▸ ENTRIES SHOWN
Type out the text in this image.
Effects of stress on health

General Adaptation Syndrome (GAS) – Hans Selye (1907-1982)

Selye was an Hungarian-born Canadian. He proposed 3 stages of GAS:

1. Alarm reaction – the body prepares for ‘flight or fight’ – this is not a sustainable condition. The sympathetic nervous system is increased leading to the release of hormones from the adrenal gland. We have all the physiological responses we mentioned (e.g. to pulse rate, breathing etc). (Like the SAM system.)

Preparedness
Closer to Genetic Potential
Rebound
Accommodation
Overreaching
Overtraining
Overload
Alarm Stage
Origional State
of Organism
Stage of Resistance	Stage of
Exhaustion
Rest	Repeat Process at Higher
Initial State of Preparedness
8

▸ WHAT YOU WILL DO
Every line that holds the string "Preparedness" should be returned.

▸ WRITTEN SOLUTION
Preparedness
Initial State of Preparedness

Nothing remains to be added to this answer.